> _What the exercise asks_
Output every entry exactly as given.

-- Start Dataset --

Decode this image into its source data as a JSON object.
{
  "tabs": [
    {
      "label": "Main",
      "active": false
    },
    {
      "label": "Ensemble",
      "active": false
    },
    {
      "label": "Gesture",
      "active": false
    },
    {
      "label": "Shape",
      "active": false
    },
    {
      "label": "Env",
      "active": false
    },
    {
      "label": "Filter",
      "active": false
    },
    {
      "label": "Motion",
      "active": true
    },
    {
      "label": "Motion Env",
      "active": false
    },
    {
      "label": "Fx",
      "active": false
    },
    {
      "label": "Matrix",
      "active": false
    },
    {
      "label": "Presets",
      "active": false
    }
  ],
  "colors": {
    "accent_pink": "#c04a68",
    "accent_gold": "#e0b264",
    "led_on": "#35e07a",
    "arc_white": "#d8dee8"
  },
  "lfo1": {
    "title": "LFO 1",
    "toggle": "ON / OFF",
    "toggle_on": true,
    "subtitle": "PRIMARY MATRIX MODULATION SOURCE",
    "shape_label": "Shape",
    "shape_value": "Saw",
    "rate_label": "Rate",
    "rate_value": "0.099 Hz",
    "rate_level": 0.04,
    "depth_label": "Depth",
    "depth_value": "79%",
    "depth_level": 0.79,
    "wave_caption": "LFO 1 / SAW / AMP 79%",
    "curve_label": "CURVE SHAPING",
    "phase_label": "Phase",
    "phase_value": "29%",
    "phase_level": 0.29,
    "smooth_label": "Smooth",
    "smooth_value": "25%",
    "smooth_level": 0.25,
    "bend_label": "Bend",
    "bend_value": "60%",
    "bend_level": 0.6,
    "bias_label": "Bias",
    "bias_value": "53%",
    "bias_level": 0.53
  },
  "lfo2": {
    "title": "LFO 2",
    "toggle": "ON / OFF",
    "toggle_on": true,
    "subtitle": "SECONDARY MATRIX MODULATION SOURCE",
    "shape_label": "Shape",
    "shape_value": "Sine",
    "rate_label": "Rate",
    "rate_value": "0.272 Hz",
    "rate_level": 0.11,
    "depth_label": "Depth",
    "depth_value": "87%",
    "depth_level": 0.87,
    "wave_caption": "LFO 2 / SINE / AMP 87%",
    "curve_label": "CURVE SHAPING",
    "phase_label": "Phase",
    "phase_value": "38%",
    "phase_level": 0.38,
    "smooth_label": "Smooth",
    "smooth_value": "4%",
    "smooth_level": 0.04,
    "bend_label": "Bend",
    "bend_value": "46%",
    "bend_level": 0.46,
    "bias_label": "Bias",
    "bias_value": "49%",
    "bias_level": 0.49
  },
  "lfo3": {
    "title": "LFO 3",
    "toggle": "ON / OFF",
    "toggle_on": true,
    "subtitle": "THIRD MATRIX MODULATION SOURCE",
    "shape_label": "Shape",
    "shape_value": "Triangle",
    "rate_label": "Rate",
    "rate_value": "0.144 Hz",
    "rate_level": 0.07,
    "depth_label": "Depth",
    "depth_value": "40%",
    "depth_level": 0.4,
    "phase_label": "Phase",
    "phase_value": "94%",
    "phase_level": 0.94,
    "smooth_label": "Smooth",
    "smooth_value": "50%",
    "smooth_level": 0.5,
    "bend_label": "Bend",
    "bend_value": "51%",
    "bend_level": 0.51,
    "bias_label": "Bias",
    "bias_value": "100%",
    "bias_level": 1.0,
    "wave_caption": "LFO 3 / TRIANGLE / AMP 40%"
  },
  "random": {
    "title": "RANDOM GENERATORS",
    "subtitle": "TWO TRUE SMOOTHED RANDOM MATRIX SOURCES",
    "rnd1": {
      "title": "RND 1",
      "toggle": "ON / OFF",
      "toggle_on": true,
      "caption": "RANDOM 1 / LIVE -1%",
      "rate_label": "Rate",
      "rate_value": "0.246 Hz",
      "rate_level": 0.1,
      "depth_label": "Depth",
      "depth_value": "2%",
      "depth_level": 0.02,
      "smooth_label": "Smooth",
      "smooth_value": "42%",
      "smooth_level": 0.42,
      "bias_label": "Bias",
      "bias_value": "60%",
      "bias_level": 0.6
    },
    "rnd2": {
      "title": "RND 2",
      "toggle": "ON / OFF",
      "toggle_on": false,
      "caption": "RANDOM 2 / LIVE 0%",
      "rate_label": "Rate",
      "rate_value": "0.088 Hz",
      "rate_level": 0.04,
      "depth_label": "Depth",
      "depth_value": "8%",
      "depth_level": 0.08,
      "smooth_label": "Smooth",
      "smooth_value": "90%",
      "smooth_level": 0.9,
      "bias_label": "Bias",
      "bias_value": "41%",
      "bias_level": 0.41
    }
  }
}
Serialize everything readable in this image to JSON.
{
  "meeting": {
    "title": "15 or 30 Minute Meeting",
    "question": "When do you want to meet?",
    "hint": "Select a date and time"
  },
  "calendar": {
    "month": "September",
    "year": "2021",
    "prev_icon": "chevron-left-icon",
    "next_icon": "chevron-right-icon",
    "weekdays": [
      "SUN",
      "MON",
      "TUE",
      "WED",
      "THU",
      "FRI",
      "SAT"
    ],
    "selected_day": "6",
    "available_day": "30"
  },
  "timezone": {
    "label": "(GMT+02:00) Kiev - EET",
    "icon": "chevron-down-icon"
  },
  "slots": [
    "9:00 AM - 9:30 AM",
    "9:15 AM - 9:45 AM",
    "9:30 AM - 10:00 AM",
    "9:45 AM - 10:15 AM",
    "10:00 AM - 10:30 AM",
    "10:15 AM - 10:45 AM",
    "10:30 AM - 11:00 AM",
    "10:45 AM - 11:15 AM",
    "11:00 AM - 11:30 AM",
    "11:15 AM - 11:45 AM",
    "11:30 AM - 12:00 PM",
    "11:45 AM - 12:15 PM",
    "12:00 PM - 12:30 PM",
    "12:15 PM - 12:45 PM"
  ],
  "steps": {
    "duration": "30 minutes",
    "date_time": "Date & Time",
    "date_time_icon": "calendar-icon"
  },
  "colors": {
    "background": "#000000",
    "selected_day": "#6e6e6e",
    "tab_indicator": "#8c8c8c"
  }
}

-- End Dataset --

> _Problem solution_
Decode this image into its source data as a JSON object.
{
  "tabs": [
    {
      "label": "Main",
      "active": false
    },
    {
      "label": "Ensemble",
      "active": false
    },
    {
      "label": "Gesture",
      "active": false
    },
    {
      "label": "Shape",
      "active": false
    },
    {
      "label": "Env",
      "active": false
    },
    {
      "label": "Filter",
      "active": false
    },
    {
      "label": "Motion",
      "active": true
    },
    {
      "label": "Motion Env",
      "active": false
    },
    {
      "label": "Fx",
      "active": false
    },
    {
      "label": "Matrix",
      "active": false
    },
    {
      "label": "Presets",
      "active": false
    }
  ],
  "colors": {
    "accent_pink": "#c04a68",
    "accent_gold": "#e0b264",
    "led_on": "#35e07a",
    "arc_white": "#d8dee8"
  },
  "lfo1": {
    "title": "LFO 1",
    "toggle": "ON / OFF",
    "toggle_on": true,
    "subtitle": "PRIMARY MATRIX MODULATION SOURCE",
    "shape_label": "Shape",
    "shape_value": "Saw",
    "rate_label": "Rate",
    "rate_value": "0.099 Hz",
    "rate_level": 0.04,
    "depth_label": "Depth",
    "depth_value": "79%",
    "depth_level": 0.79,
    "wave_caption": "LFO 1 / SAW / AMP 79%",
    "curve_label": "CURVE SHAPING",
    "phase_label": "Phase",
    "phase_value": "29%",
    "phase_level": 0.29,
    "smooth_label": "Smooth",
    "smooth_value": "25%",
    "smooth_level": 0.25,
    "bend_label": "Bend",
    "bend_value": "60%",
    "bend_level": 0.6,
    "bias_label": "Bias",
    "bias_value": "53%",
    "bias_level": 0.53
  },
  "lfo2": {
    "title": "LFO 2",
    "toggle": "ON / OFF",
    "toggle_on": true,
    "subtitle": "SECONDARY MATRIX MODULATION SOURCE",
    "shape_label": "Shape",
    "shape_value": "Sine",
    "rate_label": "Rate",
    "rate_value": "0.272 Hz",
    "rate_level": 0.11,
    "depth_label": "Depth",
    "depth_value": "87%",
    "depth_level": 0.87,
    "wave_caption": "LFO 2 / SINE / AMP 87%",
    "curve_label": "CURVE SHAPING",
    "phase_label": "Phase",
    "phase_value": "38%",
    "phase_level": 0.38,
    "smooth_label": "Smooth",
    "smooth_value": "4%",
    "smooth_level": 0.04,
    "bend_label": "Bend",
    "bend_value": "46%",
    "bend_level": 0.46,
    "bias_label": "Bias",
    "bias_value": "49%",
    "bias_level": 0.49
  },
  "lfo3": {
    "title": "LFO 3",
    "toggle": "ON / OFF",
    "toggle_on": true,
    "subtitle": "THIRD MATRIX MODULATION SOURCE",
    "shape_label": "Shape",
    "shape_value": "Triangle",
    "rate_label": "Rate",
    "rate_value": "0.144 Hz",
    "rate_level": 0.07,
    "depth_label": "Depth",
    "depth_value": "40%",
    "depth_level": 0.4,
    "phase_label": "Phase",
    "phase_value": "94%",
    "phase_level": 0.94,
    "smooth_label": "Smooth",
    "smooth_value": "50%",
    "smooth_level": 0.5,
    "bend_label": "Bend",
    "bend_value": "51%",
    "bend_level": 0.51,
    "bias_label": "Bias",
    "bias_value": "100%",
    "bias_level": 1.0,
    "wave_caption": "LFO 3 / TRIANGLE / AMP 40%"
  },
  "random": {
    "title": "RANDOM GENERATORS",
    "subtitle": "TWO TRUE SMOOTHED RANDOM MATRIX SOURCES",
    "rnd1": {
      "title": "RND 1",
      "toggle": "ON / OFF",
      "toggle_on": true,
      "caption": "RANDOM 1 / LIVE -1%",
      "rate_label": "Rate",
      "rate_value": "0.246 Hz",
      "rate_level": 0.1,
      "depth_label": "Depth",
      "depth_value": "2%",
      "depth_level": 0.02,
      "smooth_label": "Smooth",
      "smooth_value": "42%",
      "smooth_level": 0.42,
      "bias_label": "Bias",
      "bias_value": "60%",
      "bias_level": 0.6
    },
    "rnd2": {
      "title": "RND 2",
      "toggle": "ON / OFF",
      "toggle_on": false,
      "caption": "RANDOM 2 / LIVE 0%",
      "rate_label": "Rate",
      "rate_value": "0.088 Hz",
      "rate_level": 0.04,
      "depth_label": "Depth",
      "depth_value": "8%",
      "depth_level": 0.08,
      "smooth_label": "Smooth",
      "smooth_value": "90%",
      "smooth_level": 0.9,
      "bias_label": "Bias",
      "bias_value": "41%",
      "bias_level": 0.41
    }
  }
}
Serialize everything readable in this image to JSON.
{
  "meeting": {
    "title": "15 or 30 Minute Meeting",
    "question": "When do you want to meet?",
    "hint": "Select a date and time"
  },
  "calendar": {
    "month": "September",
    "year": "2021",
    "prev_icon": "chevron-left-icon",
    "next_icon": "chevron-right-icon",
    "weekdays": [
      "SUN",
      "MON",
      "TUE",
      "WED",
      "THU",
      "FRI",
      "SAT"
    ],
    "selected_day": "6",
    "available_day": "30"
  },
  "timezone": {
    "label": "(GMT+02:00) Kiev - EET",
    "icon": "chevron-down-icon"
  },
  "slots": [
    "9:00 AM - 9:30 AM",
    "9:15 AM - 9:45 AM",
    "9:30 AM - 10:00 AM",
    "9:45 AM - 10:15 AM",
    "10:00 AM - 10:30 AM",
    "10:15 AM - 10:45 AM",
    "10:30 AM - 11:00 AM",
    "10:45 AM - 11:15 AM",
    "11:00 AM - 11:30 AM",
    "11:15 AM - 11:45 AM",
    "11:30 AM - 12:00 PM",
    "11:45 AM - 12:15 PM",
    "12:00 PM - 12:30 PM",
    "12:15 PM - 12:45 PM"
  ],
  "steps": {
    "duration": "30 minutes",
    "date_time": "Date & Time",
    "date_time_icon": "calendar-icon"
  },
  "colors": {
    "background": "#000000",
    "selected_day": "#6e6e6e",
    "tab_indicator": "#8c8c8c"
  }
}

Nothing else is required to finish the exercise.